Dataset rows —
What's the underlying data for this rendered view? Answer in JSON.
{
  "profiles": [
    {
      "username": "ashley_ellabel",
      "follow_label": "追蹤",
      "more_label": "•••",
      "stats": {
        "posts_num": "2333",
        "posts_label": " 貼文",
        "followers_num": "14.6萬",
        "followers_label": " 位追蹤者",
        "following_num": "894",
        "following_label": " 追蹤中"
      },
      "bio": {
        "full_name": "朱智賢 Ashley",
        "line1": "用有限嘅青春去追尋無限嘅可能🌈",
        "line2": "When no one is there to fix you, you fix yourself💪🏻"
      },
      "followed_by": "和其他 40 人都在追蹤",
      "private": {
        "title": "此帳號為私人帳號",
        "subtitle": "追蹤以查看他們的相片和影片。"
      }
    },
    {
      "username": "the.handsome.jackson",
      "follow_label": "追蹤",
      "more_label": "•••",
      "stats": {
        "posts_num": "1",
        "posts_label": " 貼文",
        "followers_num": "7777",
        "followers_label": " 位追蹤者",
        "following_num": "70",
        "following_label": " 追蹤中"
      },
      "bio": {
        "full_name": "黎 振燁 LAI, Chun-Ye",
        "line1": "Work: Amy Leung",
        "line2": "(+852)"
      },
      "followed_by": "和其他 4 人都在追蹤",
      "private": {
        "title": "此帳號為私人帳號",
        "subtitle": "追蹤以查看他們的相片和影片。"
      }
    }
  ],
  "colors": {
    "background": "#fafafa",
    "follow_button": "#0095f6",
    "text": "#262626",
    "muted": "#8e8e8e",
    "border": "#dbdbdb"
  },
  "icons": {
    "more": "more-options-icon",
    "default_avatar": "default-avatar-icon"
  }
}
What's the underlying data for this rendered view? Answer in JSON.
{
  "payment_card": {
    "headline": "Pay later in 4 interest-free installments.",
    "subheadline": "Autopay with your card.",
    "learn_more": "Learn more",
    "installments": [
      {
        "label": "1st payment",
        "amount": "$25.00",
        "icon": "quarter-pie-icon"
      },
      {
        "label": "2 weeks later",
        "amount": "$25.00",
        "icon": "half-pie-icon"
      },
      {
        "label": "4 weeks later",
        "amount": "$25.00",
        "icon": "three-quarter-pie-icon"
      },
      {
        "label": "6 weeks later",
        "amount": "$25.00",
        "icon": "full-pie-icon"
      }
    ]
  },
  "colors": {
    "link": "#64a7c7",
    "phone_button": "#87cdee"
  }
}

Goal — Quote the listing in full, please, keeping every line exact.

Result of the task —
What's the underlying data for this rendered view? Answer in JSON.
{
  "profiles": [
    {
      "username": "ashley_ellabel",
      "follow_label": "追蹤",
      "more_label": "•••",
      "stats": {
        "posts_num": "2333",
        "posts_label": " 貼文",
        "followers_num": "14.6萬",
        "followers_label": " 位追蹤者",
        "following_num": "894",
        "following_label": " 追蹤中"
      },
      "bio": {
        "full_name": "朱智賢 Ashley",
        "line1": "用有限嘅青春去追尋無限嘅可能🌈",
        "line2": "When no one is there to fix you, you fix yourself💪🏻"
      },
      "followed_by": "和其他 40 人都在追蹤",
      "private": {
        "title": "此帳號為私人帳號",
        "subtitle": "追蹤以查看他們的相片和影片。"
      }
    },
    {
      "username": "the.handsome.jackson",
      "follow_label": "追蹤",
      "more_label": "•••",
      "stats": {
        "posts_num": "1",
        "posts_label": " 貼文",
        "followers_num": "7777",
        "followers_label": " 位追蹤者",
        "following_num": "70",
        "following_label": " 追蹤中"
      },
      "bio": {
        "full_name": "黎 振燁 LAI, Chun-Ye",
        "line1": "Work: Amy Leung",
        "line2": "(+852)"
      },
      "followed_by": "和其他 4 人都在追蹤",
      "private": {
        "title": "此帳號為私人帳號",
        "subtitle": "追蹤以查看他們的相片和影片。"
      }
    }
  ],
  "colors": {
    "background": "#fafafa",
    "follow_button": "#0095f6",
    "text": "#262626",
    "muted": "#8e8e8e",
    "border": "#dbdbdb"
  },
  "icons": {
    "more": "more-options-icon",
    "default_avatar": "default-avatar-icon"
  }
}
What's the underlying data for this rendered view? Answer in JSON.
{
  "payment_card": {
    "headline": "Pay later in 4 interest-free installments.",
    "subheadline": "Autopay with your card.",
    "learn_more": "Learn more",
    "installments": [
      {
        "label": "1st payment",
        "amount": "$25.00",
        "icon": "quarter-pie-icon"
      },
      {
        "label": "2 weeks later",
        "amount": "$25.00",
        "icon": "half-pie-icon"
      },
      {
        "label": "4 weeks later",
        "amount": "$25.00",
        "icon": "three-quarter-pie-icon"
      },
      {
        "label": "6 weeks later",
        "amount": "$25.00",
        "icon": "full-pie-icon"
      }
    ]
  },
  "colors": {
    "link": "#64a7c7",
    "phone_button": "#87cdee"
  }
}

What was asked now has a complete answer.